#### [TASK OBJECTIVE]
Could you extract every line below and reproduce each one verbatim?

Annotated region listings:

────────────────────────────────────────

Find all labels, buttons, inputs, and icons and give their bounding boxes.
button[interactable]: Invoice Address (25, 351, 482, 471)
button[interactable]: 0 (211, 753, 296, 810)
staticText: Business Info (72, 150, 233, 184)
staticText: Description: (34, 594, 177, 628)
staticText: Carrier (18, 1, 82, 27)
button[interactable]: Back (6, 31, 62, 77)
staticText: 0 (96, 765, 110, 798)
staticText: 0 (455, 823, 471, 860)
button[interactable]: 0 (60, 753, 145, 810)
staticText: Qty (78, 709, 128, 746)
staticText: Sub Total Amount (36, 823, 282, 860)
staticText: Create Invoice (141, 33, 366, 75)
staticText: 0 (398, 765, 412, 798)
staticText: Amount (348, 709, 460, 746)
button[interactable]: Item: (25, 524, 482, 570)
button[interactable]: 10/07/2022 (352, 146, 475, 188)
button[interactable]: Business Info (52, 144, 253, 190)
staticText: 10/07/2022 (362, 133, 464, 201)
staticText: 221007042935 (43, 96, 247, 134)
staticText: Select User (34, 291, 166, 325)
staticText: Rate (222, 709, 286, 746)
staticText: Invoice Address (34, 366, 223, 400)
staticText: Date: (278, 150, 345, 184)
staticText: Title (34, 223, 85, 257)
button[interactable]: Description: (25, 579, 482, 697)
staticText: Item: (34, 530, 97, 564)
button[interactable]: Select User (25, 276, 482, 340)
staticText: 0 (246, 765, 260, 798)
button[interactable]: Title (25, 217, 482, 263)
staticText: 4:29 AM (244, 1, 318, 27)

────────────────────────────────────────

#### [RESULT]
Find all labels, buttons, inputs, and icons and give their bounding boxes.
button[interactable]: Invoice Address (25, 351, 482, 471)
button[interactable]: 0 (211, 753, 296, 810)
staticText: Business Info (72, 150, 233, 184)
staticText: Description: (34, 594, 177, 628)
staticText: Carrier (18, 1, 82, 27)
button[interactable]: Back (6, 31, 62, 77)
staticText: 0 (96, 765, 110, 798)
staticText: 0 (455, 823, 471, 860)
button[interactable]: 0 (60, 753, 145, 810)
staticText: Qty (78, 709, 128, 746)
staticText: Sub Total Amount (36, 823, 282, 860)
staticText: Create Invoice (141, 33, 366, 75)
staticText: 0 (398, 765, 412, 798)
staticText: Amount (348, 709, 460, 746)
button[interactable]: Item: (25, 524, 482, 570)
button[interactable]: 10/07/2022 (352, 146, 475, 188)
button[interactable]: Business Info (52, 144, 253, 190)
staticText: 10/07/2022 (362, 133, 464, 201)
staticText: 221007042935 (43, 96, 247, 134)
staticText: Select User (34, 291, 166, 325)
staticText: Rate (222, 709, 286, 746)
staticText: Invoice Address (34, 366, 223, 400)
staticText: Date: (278, 150, 345, 184)
staticText: Title (34, 223, 85, 257)
button[interactable]: Description: (25, 579, 482, 697)
staticText: Item: (34, 530, 97, 564)
button[interactable]: Select User (25, 276, 482, 340)
staticText: 0 (246, 765, 260, 798)
button[interactable]: Title (25, 217, 482, 263)
staticText: 4:29 AM (244, 1, 318, 27)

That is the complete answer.